> **WHAT IS REQUIRED**: Which lines hold the word "plain"? Copy each of them from the material.

(Recorded data)
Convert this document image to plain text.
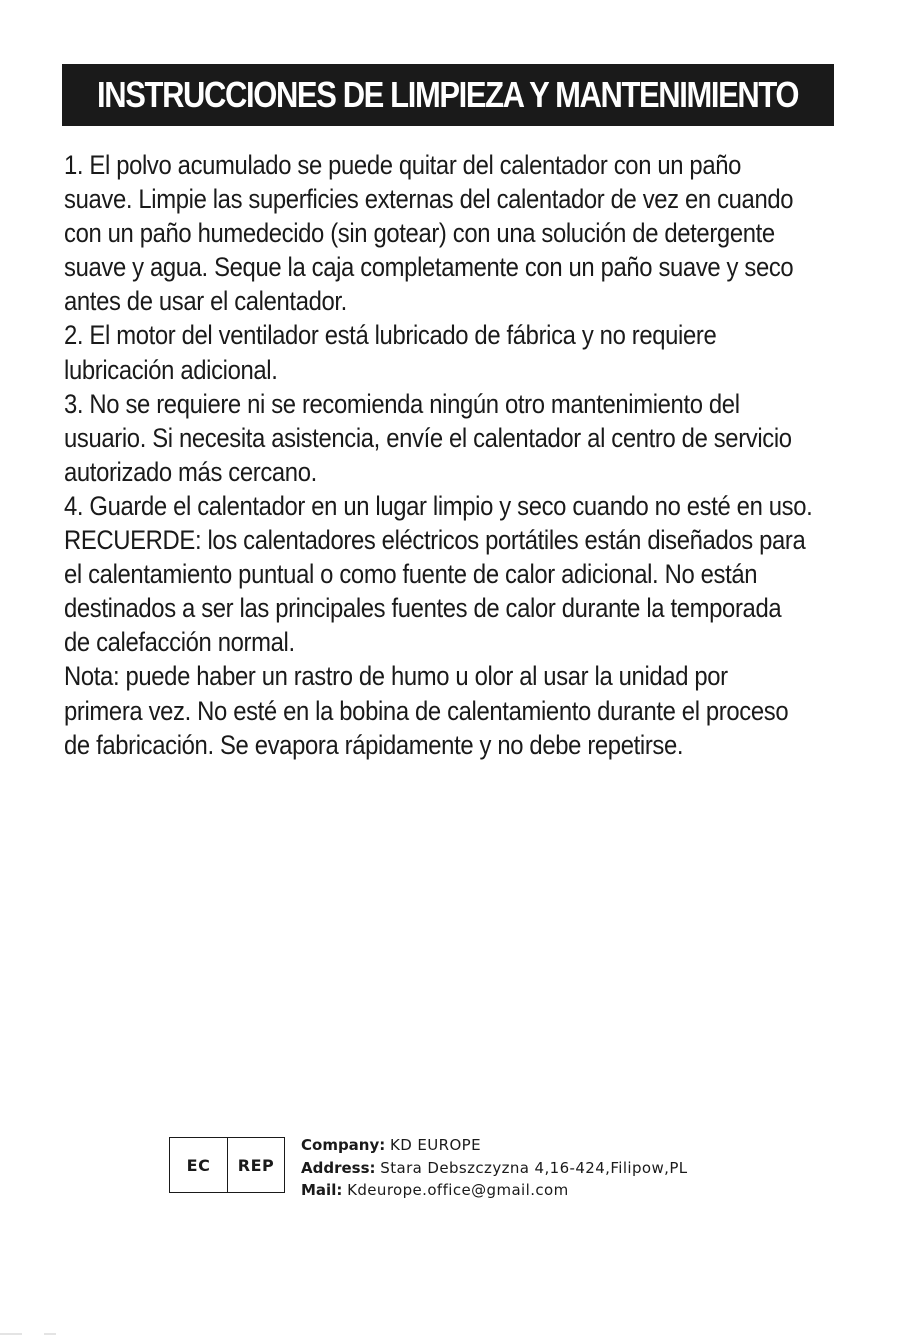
INSTRUCCIONES DE LIMPIEZA Y MANTENIMIENTO

1. El polvo acumulado se puede quitar del calentador con un paño

suave. Limpie las superficies externas del calentador de vez en cuando

con un paño humedecido (sin gotear) con una solución de detergente

suave y agua. Seque la caja completamente con un paño suave y seco

antes de usar el calentador.

2. El motor del ventilador está lubricado de fábrica y no requiere

lubricación adicional.

3. No se requiere ni se recomienda ningún otro mantenimiento del

usuario. Si necesita asistencia, envíe el calentador al centro de servicio

autorizado más cercano.

4. Guarde el calentador en un lugar limpio y seco cuando no esté en uso.

RECUERDE: los calentadores eléctricos portátiles están diseñados para

el calentamiento puntual o como fuente de calor adicional. No están

destinados a ser las principales fuentes de calor durante la temporada

de calefacción normal.

Nota: puede haber un rastro de humo u olor al usar la unidad por

primera vez. No esté en la bobina de calentamiento durante el proceso

de fabricación. Se evapora rápidamente y no debe repetirse.

EC	REP
Company: KD EUROPE
Address: Stara Debszczyzna 4,16-424,Filipow,PL
Mail: Kdeurope.office@gmail.com
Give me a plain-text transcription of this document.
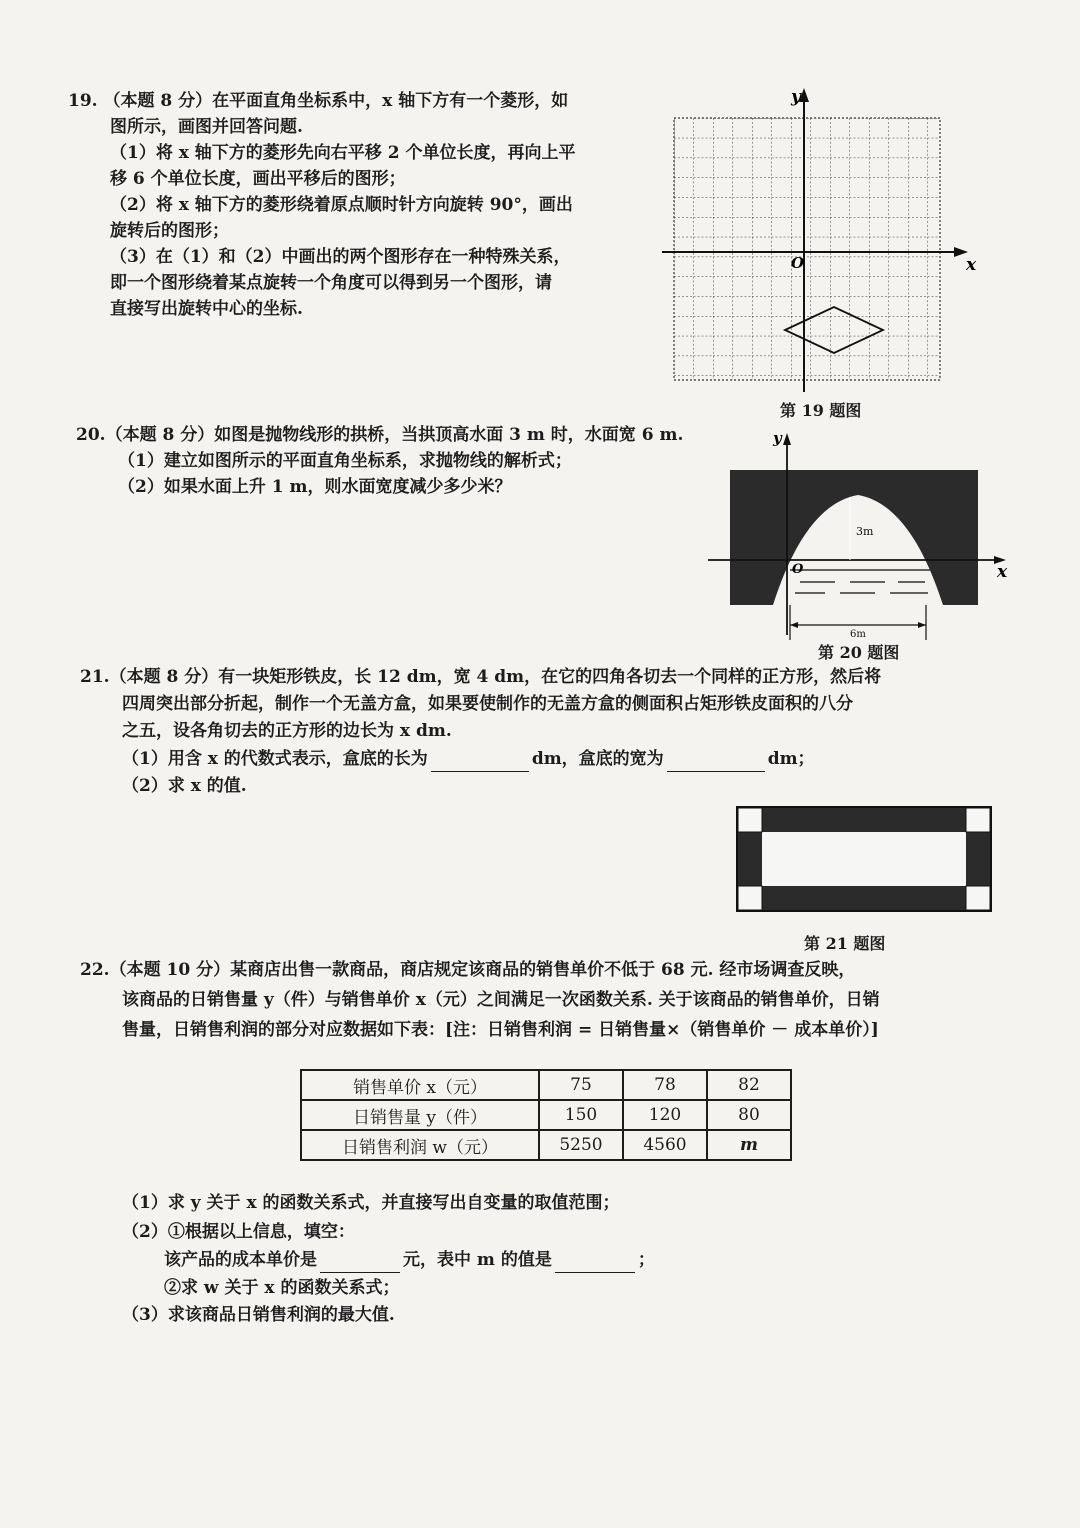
19. （本题 8 分）在平面直角坐标系中，x 轴下方有一个菱形，如
图所示，画图并回答问题.
（1）将 x 轴下方的菱形先向右平移 2 个单位长度，再向上平
移 6 个单位长度，画出平移后的图形；
（2）将 x 轴下方的菱形绕着原点顺时针方向旋转 90°，画出
旋转后的图形；
（3）在（1）和（2）中画出的两个图形存在一种特殊关系，
即一个图形绕着某点旋转一个角度可以得到另一个图形，请
直接写出旋转中心的坐标.
y
x
O
第 19 题图
20.（本题 8 分）如图是抛物线形的拱桥，当拱顶高水面 3 m 时，水面宽 6 m.
（1）建立如图所示的平面直角坐标系，求抛物线的解析式；
（2）如果水面上升 1 m，则水面宽度减少多少米？
y
x
O
3m
6m
第 20 题图
21.（本题 8 分）有一块矩形铁皮，长 12 dm，宽 4 dm，在它的四角各切去一个同样的正方形，然后将
四周突出部分折起，制作一个无盖方盒，如果要使制作的无盖方盒的侧面积占矩形铁皮面积的八分
之五，设各角切去的正方形的边长为 x dm.
（1）用含 x 的代数式表示，盒底的长为	dm，盒底的宽为	dm；
（2）求 x 的值.
第 21 题图
22.（本题 10 分）某商店出售一款商品，商店规定该商品的销售单价不低于 68 元. 经市场调查反映，
该商品的日销售量 y（件）与销售单价 x（元）之间满足一次函数关系. 关于该商品的销售单价，日销
售量，日销售利润的部分对应数据如下表：[注：日销售利润 = 日销售量×（销售单价 － 成本单价）]
销售单价 x（元）	75	78	82
日销售量 y（件）	150	120	80
日销售利润 w（元）	5250	4560	m
（1）求 y 关于 x 的函数关系式，并直接写出自变量的取值范围；
（2）①根据以上信息，填空：
该产品的成本单价是	元，表中 m 的值是	；
②求 w 关于 x 的函数关系式；
（3）求该商品日销售利润的最大值.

> **FINISHED TASK**:
Convert this document image to plain text.
Give me a plain-text transcription of this document.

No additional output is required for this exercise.